--- BEGIN ---
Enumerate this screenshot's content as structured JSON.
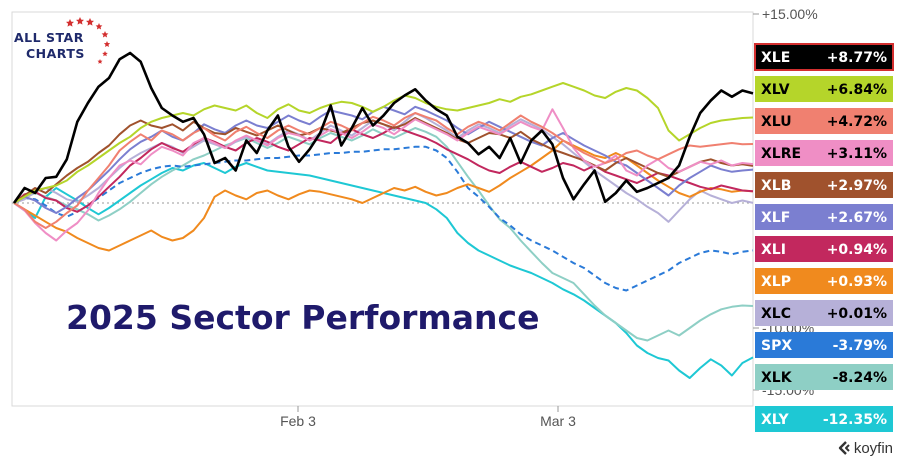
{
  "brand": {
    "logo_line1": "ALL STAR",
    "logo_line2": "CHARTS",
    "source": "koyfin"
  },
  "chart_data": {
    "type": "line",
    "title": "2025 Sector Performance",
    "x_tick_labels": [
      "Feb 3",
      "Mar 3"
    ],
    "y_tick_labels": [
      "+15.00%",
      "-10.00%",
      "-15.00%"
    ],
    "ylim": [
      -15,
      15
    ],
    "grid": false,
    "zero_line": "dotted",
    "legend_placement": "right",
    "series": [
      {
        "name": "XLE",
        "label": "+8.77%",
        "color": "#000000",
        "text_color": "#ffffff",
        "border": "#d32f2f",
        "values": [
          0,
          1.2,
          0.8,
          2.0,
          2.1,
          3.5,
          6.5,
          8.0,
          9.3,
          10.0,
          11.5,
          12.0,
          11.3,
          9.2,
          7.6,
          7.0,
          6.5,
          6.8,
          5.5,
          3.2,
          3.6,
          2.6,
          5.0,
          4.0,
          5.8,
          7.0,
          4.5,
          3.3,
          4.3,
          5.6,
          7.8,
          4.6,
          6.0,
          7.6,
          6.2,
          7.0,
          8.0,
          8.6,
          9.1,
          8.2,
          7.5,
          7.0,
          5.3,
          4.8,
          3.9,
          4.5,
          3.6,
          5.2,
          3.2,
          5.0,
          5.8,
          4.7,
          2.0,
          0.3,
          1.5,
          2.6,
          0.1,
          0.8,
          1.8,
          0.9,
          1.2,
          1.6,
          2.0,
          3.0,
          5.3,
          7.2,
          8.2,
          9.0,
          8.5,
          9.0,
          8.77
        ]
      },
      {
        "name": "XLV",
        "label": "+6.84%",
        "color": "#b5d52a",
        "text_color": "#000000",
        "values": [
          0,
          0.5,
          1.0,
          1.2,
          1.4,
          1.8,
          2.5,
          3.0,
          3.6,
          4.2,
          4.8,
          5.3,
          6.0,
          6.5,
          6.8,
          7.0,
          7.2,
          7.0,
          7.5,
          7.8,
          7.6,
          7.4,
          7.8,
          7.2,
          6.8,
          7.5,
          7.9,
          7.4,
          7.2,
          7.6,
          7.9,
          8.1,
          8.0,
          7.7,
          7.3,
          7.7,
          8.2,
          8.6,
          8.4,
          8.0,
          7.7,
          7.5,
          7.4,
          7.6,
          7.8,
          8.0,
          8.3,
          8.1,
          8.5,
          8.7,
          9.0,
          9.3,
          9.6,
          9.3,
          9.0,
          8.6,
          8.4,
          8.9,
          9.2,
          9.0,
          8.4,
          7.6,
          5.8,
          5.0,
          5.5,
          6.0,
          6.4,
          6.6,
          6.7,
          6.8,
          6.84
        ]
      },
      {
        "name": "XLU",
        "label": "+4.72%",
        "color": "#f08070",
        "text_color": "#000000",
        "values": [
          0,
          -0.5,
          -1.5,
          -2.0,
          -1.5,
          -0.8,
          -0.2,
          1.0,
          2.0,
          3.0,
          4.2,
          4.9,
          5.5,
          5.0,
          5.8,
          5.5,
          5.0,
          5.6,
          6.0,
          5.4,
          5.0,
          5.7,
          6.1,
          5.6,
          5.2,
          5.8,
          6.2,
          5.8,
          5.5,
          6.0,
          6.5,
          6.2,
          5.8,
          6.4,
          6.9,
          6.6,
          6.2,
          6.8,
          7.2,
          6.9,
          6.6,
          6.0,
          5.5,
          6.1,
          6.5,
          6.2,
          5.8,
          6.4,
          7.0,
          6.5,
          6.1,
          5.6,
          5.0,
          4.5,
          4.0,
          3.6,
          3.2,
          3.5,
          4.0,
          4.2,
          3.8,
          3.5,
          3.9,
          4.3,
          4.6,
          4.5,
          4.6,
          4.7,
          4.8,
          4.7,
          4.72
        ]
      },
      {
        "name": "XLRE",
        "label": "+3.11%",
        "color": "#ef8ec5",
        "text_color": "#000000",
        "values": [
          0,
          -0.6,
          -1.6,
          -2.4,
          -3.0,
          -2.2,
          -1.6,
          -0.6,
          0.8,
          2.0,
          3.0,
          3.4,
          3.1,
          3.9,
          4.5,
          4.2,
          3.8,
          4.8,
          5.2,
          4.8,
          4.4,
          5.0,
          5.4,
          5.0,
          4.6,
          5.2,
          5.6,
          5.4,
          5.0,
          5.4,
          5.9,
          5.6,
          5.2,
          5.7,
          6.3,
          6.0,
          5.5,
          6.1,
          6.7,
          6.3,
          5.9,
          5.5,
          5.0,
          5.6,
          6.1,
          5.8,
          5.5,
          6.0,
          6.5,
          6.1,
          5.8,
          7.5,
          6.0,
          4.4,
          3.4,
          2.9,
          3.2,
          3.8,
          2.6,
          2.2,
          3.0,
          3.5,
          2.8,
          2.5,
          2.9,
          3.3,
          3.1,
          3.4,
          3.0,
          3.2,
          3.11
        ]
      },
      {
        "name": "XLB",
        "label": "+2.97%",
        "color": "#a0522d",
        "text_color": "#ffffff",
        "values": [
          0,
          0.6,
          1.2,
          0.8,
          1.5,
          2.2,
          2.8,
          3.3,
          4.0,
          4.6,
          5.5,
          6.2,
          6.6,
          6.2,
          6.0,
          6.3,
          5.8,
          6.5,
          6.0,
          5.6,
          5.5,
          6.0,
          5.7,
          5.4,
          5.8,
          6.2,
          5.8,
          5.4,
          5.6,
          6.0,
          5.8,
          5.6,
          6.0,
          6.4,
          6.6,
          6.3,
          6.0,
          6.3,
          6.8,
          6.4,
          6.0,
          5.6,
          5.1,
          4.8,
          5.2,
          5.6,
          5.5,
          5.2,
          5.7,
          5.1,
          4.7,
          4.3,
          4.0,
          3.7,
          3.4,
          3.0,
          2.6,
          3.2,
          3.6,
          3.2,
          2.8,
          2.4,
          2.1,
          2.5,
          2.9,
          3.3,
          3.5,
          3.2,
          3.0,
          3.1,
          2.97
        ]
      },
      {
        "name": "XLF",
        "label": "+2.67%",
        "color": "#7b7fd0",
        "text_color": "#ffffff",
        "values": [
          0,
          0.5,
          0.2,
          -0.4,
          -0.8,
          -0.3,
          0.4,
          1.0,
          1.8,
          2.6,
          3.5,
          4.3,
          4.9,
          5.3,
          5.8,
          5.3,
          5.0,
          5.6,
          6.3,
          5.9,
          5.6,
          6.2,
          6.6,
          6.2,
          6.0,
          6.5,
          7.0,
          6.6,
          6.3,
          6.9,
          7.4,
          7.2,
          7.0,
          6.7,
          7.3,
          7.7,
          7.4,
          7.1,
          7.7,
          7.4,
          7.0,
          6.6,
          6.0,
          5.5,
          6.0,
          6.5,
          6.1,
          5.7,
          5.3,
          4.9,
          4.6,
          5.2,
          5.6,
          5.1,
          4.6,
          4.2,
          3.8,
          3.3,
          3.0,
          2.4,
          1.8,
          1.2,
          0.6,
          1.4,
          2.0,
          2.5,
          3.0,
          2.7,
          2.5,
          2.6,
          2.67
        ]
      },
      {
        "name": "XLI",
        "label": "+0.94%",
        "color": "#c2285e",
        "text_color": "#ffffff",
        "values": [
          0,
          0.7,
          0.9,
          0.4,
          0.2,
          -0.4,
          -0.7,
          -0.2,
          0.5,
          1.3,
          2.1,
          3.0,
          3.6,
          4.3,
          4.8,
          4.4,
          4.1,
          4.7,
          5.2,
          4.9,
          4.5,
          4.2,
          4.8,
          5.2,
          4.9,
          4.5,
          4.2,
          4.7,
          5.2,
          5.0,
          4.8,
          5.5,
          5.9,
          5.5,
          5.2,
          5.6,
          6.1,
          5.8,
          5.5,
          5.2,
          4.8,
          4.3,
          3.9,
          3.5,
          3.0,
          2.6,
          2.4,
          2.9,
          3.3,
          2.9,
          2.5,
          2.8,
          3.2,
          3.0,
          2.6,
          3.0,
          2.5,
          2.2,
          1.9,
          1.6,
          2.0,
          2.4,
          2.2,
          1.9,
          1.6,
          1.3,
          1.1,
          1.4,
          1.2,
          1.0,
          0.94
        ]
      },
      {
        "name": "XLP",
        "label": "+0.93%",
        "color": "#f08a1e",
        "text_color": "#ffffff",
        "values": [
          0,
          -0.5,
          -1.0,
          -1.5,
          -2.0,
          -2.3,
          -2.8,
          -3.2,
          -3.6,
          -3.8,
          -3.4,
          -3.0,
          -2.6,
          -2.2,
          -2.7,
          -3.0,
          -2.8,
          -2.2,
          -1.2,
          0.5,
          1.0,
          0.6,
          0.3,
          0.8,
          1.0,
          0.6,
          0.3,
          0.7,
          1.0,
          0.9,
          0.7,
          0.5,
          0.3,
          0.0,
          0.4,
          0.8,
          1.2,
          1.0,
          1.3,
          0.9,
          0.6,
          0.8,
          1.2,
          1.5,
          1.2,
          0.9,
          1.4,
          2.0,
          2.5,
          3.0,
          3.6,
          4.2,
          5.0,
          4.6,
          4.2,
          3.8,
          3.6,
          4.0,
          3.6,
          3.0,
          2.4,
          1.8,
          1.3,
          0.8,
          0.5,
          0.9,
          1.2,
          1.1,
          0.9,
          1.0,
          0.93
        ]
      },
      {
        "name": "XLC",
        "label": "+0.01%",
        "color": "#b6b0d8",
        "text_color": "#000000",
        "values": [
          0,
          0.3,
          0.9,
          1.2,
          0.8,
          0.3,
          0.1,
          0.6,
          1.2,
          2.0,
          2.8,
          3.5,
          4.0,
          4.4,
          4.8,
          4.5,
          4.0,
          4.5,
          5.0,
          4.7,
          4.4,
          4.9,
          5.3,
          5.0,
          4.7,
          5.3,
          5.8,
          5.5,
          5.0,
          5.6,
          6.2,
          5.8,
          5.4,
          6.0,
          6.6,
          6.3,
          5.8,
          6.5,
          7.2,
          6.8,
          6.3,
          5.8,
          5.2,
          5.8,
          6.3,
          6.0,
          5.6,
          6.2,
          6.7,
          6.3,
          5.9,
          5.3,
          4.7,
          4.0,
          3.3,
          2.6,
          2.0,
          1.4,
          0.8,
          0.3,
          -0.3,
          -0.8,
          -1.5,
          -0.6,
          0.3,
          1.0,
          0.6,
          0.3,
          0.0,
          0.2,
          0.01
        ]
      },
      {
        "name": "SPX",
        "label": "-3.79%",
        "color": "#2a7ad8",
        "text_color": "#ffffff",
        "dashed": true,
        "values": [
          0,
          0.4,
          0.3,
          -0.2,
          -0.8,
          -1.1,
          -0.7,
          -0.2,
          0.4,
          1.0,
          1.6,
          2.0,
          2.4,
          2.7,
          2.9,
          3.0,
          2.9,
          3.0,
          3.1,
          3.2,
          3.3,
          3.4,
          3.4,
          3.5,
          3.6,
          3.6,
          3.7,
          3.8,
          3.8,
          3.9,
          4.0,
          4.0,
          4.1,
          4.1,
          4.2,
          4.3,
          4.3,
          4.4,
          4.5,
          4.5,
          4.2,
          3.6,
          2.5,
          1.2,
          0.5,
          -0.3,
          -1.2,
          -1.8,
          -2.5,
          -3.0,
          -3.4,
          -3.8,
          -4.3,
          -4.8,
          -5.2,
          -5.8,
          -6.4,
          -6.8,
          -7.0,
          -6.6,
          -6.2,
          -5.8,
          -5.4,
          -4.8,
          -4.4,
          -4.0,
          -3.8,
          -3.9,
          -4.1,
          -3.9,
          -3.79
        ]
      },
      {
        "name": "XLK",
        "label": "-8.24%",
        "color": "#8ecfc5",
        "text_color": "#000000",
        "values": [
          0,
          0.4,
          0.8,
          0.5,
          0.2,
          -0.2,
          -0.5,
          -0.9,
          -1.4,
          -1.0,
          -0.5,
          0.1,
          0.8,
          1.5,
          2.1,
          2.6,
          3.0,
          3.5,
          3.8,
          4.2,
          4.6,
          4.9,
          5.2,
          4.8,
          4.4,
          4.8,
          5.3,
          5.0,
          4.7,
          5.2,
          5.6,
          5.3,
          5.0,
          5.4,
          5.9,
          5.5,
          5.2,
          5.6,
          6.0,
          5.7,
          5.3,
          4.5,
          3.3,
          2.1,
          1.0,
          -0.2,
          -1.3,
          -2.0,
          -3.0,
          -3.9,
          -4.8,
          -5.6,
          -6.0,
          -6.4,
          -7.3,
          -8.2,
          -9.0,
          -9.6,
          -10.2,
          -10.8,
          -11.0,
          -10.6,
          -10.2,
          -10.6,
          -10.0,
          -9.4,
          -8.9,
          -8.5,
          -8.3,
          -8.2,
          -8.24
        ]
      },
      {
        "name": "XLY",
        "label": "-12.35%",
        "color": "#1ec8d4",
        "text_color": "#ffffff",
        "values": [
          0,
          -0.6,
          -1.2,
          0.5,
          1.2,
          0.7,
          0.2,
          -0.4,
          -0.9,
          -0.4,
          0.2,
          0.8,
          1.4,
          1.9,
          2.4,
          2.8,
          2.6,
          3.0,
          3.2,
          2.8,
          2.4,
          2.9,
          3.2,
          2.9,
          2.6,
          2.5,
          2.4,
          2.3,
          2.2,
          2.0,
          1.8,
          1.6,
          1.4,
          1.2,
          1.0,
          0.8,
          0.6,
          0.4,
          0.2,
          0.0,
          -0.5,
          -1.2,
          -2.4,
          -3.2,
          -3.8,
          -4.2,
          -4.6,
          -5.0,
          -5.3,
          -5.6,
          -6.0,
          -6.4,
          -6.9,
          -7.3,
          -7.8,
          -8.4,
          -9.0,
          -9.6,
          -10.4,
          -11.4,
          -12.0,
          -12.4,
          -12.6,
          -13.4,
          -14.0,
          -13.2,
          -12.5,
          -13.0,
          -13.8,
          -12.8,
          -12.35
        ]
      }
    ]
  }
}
--- END ---
Look through the material above and pick out each line holding the word "name".

        "name": "XLE",
        "name": "XLV",
        "name": "XLU",
        "name": "XLRE",
        "name": "XLB",
        "name": "XLF",
        "name": "XLI",
        "name": "XLP",
        "name": "XLC",
        "name": "SPX",
        "name": "XLK",
        "name": "XLY",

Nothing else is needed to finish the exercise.